** START OF WORKING DATA **

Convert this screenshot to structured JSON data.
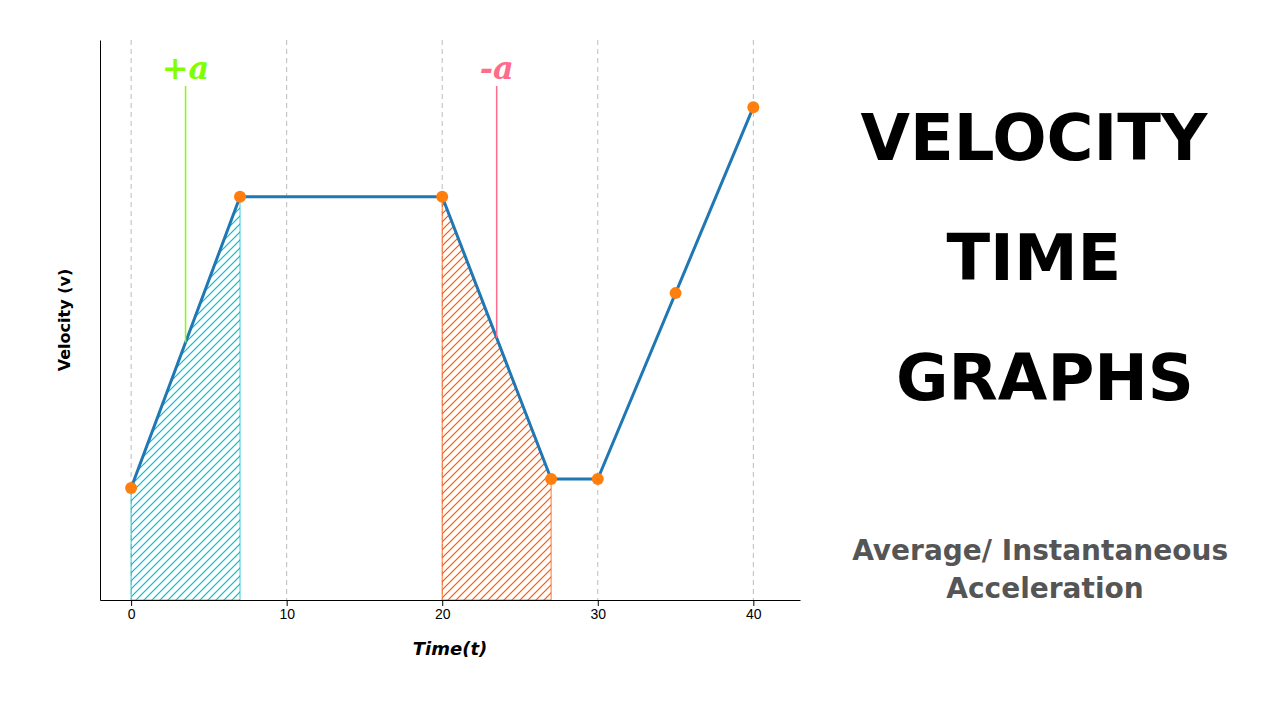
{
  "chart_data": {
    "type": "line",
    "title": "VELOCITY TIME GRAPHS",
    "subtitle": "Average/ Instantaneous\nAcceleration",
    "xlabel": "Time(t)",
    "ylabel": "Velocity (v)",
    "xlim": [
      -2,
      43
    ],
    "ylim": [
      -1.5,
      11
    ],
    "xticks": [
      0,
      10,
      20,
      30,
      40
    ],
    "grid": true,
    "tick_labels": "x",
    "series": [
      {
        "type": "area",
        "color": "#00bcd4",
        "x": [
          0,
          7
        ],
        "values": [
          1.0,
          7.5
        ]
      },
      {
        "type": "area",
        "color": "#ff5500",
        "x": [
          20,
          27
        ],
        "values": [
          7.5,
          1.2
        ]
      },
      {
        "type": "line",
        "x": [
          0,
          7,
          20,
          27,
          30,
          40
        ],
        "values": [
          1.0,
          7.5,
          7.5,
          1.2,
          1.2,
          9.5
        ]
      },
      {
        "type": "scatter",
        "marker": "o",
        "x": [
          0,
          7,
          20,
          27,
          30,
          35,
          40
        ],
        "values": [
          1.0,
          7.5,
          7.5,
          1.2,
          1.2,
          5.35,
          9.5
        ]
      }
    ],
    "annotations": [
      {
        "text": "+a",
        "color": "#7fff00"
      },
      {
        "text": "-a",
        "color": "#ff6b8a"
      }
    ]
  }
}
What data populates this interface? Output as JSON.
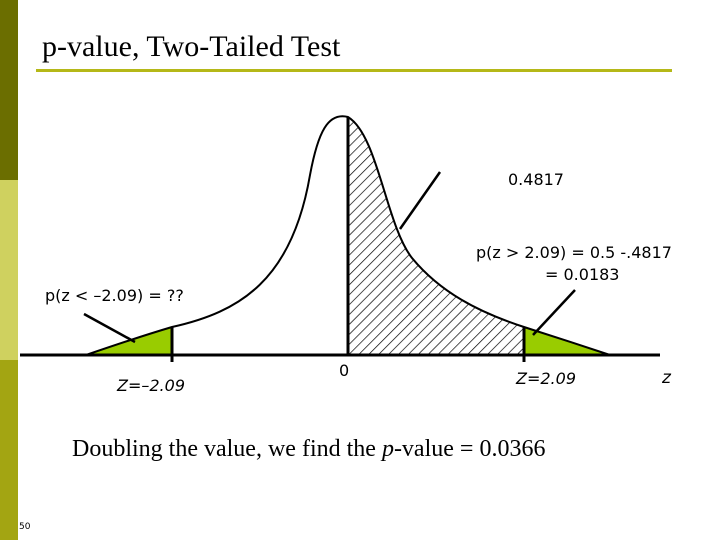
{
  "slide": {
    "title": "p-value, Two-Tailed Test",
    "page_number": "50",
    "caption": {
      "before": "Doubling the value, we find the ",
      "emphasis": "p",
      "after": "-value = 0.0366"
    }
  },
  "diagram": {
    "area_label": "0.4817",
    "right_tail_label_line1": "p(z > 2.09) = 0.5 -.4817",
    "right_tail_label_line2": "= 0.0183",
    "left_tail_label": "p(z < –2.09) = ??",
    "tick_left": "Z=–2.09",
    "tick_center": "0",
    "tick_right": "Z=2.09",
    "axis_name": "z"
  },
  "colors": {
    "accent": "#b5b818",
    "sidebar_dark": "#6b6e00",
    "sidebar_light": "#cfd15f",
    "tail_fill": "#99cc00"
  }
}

** END OF WORKING DATA **

▶ WHAT IS NEEDED
With the pictures left out, transcribe the material exactly.

▶ WORKED SOLUTION
Convert this screenshot to structured JSON data.
{
  "chart_data": {
    "type": "line",
    "title": "VELOCITY TIME GRAPHS",
    "subtitle": "Average/ Instantaneous\nAcceleration",
    "xlabel": "Time(t)",
    "ylabel": "Velocity (v)",
    "xlim": [
      -2,
      43
    ],
    "ylim": [
      -1.5,
      11
    ],
    "xticks": [
      0,
      10,
      20,
      30,
      40
    ],
    "grid": true,
    "tick_labels": "x",
    "series": [
      {
        "type": "area",
        "color": "#00bcd4",
        "x": [
          0,
          7
        ],
        "values": [
          1.0,
          7.5
        ]
      },
      {
        "type": "area",
        "color": "#ff5500",
        "x": [
          20,
          27
        ],
        "values": [
          7.5,
          1.2
        ]
      },
      {
        "type": "line",
        "x": [
          0,
          7,
          20,
          27,
          30,
          40
        ],
        "values": [
          1.0,
          7.5,
          7.5,
          1.2,
          1.2,
          9.5
        ]
      },
      {
        "type": "scatter",
        "marker": "o",
        "x": [
          0,
          7,
          20,
          27,
          30,
          35,
          40
        ],
        "values": [
          1.0,
          7.5,
          7.5,
          1.2,
          1.2,
          5.35,
          9.5
        ]
      }
    ],
    "annotations": [
      {
        "text": "+a",
        "color": "#7fff00"
      },
      {
        "text": "-a",
        "color": "#ff6b8a"
      }
    ]
  }
}
What data populates this interface? Output as JSON.
{
  "slide": {
    "title": "p-value, Two-Tailed Test",
    "page_number": "50",
    "caption": {
      "before": "Doubling the value, we find the ",
      "emphasis": "p",
      "after": "-value = 0.0366"
    }
  },
  "diagram": {
    "area_label": "0.4817",
    "right_tail_label_line1": "p(z > 2.09) = 0.5 -.4817",
    "right_tail_label_line2": "= 0.0183",
    "left_tail_label": "p(z < –2.09) = ??",
    "tick_left": "Z=–2.09",
    "tick_center": "0",
    "tick_right": "Z=2.09",
    "axis_name": "z"
  },
  "colors": {
    "accent": "#b5b818",
    "sidebar_dark": "#6b6e00",
    "sidebar_light": "#cfd15f",
    "tail_fill": "#99cc00"
  }
}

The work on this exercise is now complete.